## GOAL
Print the listing in its entirety and exactly, leaving out images.

## EXTRACTED ENTRIES
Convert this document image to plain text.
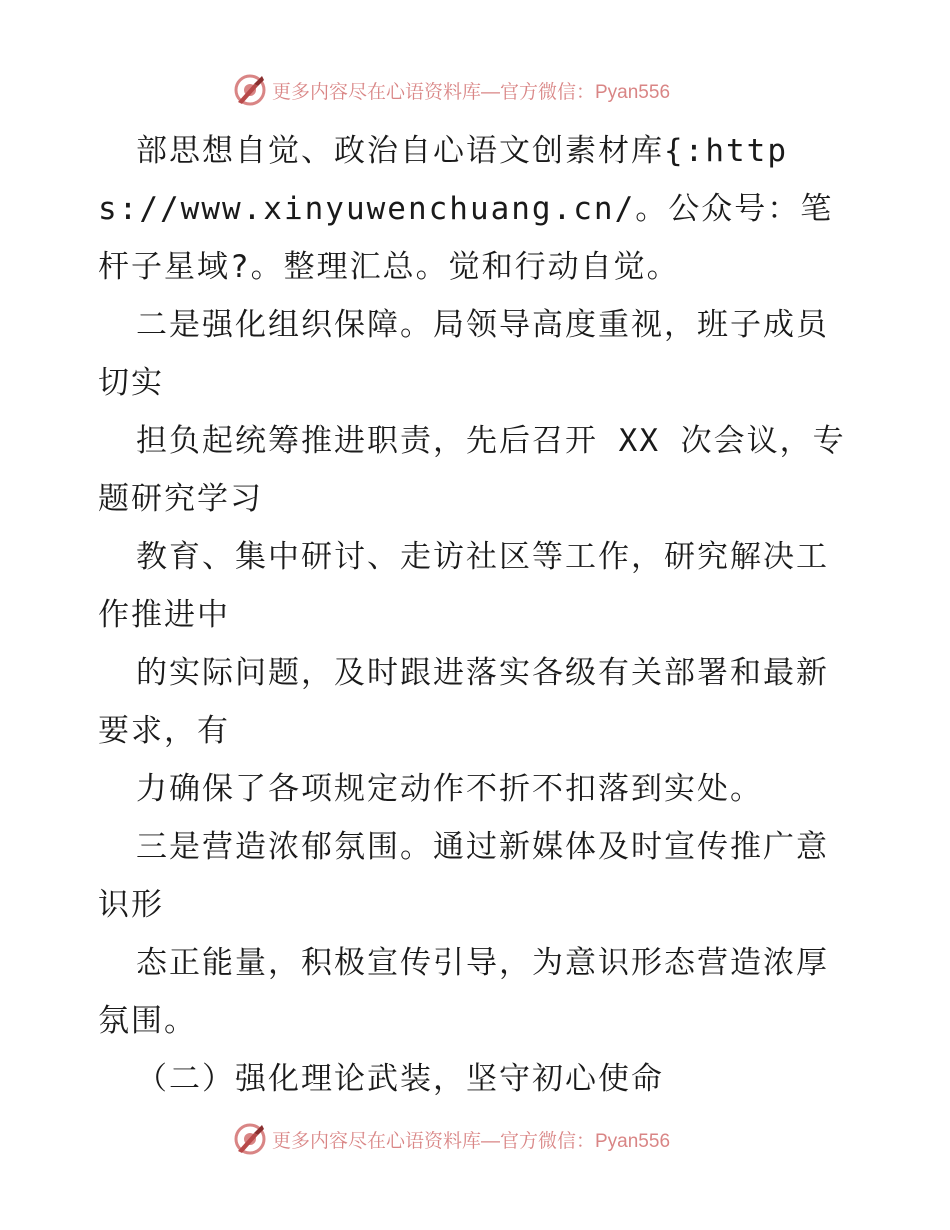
更多内容尽在心语资料库—官方微信：Pyan556

部思想自觉、政治自心语文创素材库{:https://www.xinyuwenchuang.cn/。公众号：笔杆子星域?。整理汇总。觉和行动自觉。

二是强化组织保障。局领导高度重视，班子成员切实

担负起统筹推进职责，先后召开 XX 次会议，专题研究学习

教育、集中研讨、走访社区等工作，研究解决工作推进中

的实际问题，及时跟进落实各级有关部署和最新要求，有

力确保了各项规定动作不折不扣落到实处。

三是营造浓郁氛围。通过新媒体及时宣传推广意识形

态正能量，积极宣传引导，为意识形态营造浓厚氛围。

（二）强化理论武装，坚守初心使命

更多内容尽在心语资料库—官方微信：Pyan556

## EXERCISE ANSWER
Convert this document image to plain text.
更多内容尽在心语资料库—官方微信：Pyan556

部思想自觉、政治自心语文创素材库{:https://www.xinyuwenchuang.cn/。公众号：笔杆子星域?。整理汇总。觉和行动自觉。

二是强化组织保障。局领导高度重视，班子成员切实

担负起统筹推进职责，先后召开 XX 次会议，专题研究学习

教育、集中研讨、走访社区等工作，研究解决工作推进中

的实际问题，及时跟进落实各级有关部署和最新要求，有

力确保了各项规定动作不折不扣落到实处。

三是营造浓郁氛围。通过新媒体及时宣传推广意识形

态正能量，积极宣传引导，为意识形态营造浓厚氛围。

（二）强化理论武装，坚守初心使命

更多内容尽在心语资料库—官方微信：Pyan556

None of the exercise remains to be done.